- _Short exercise_
In the entries, find all lines that hold the word "alpha" and copy them.

- _The data_

────────────────────────────────────────

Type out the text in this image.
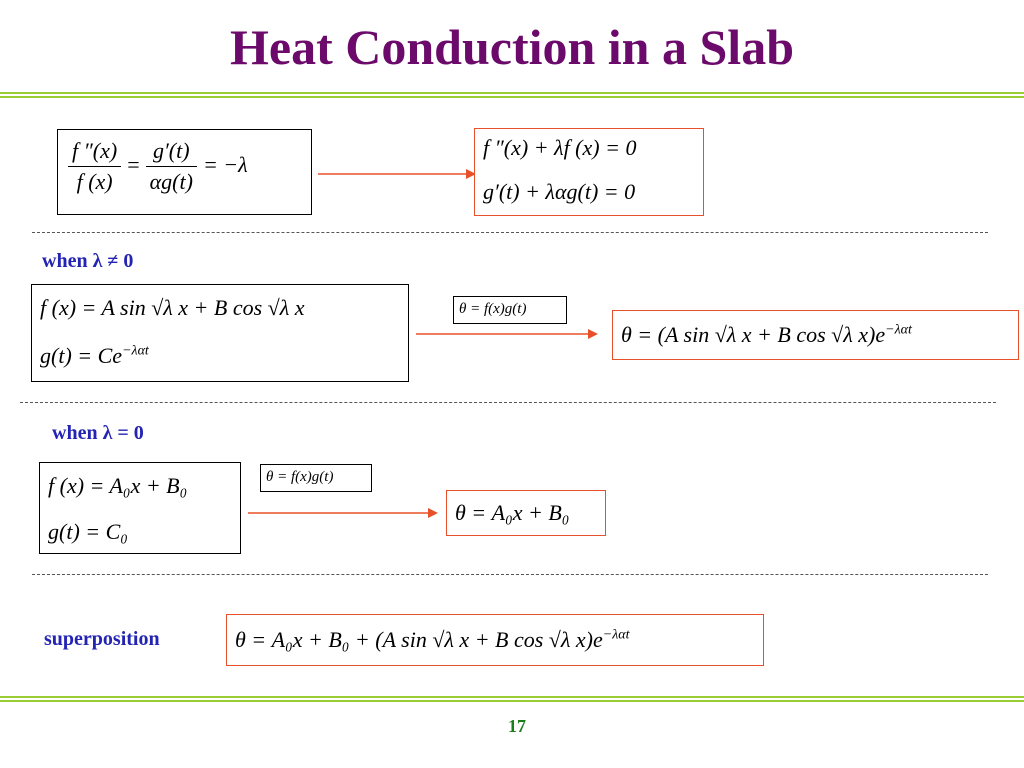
Heat Conduction in a Slab
$\frac{f ''(x)}{f (x)} = \frac{g'(t)}{\alpha g(t)} = -\lambda$
f ″(x) + λf (x) = 0
g′(t) + λαg(t) = 0
when λ ≠ 0
f (x) = A sin √λ x + B cos √λ x
$g(t) = Ce^{-\lambda\alpha t}$
θ = f(x)g(t)
θ = (A sin √λ x + B cos √λ $x)e^{-\lambda\alpha t}$
when λ = 0
f (x) = A₀x + B₀
g(t) = C₀
θ = f(x)g(t)
θ = A₀x + B₀
superposition	θ = A₀x + B₀ + (A sin √λ x + B cos √λ $x)e^{-\lambda\alpha t}$
17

────────────────────────────────────────

- _Output of the task_
$\frac{f ''(x)}{f (x)} = \frac{g'(t)}{\alpha g(t)} = -\lambda$
$g(t) = Ce^{-\lambda\alpha t}$
θ = (A sin √λ x + B cos √λ $x)e^{-\lambda\alpha t}$
superposition	θ = A₀x + B₀ + (A sin √λ x + B cos √λ $x)e^{-\lambda\alpha t}$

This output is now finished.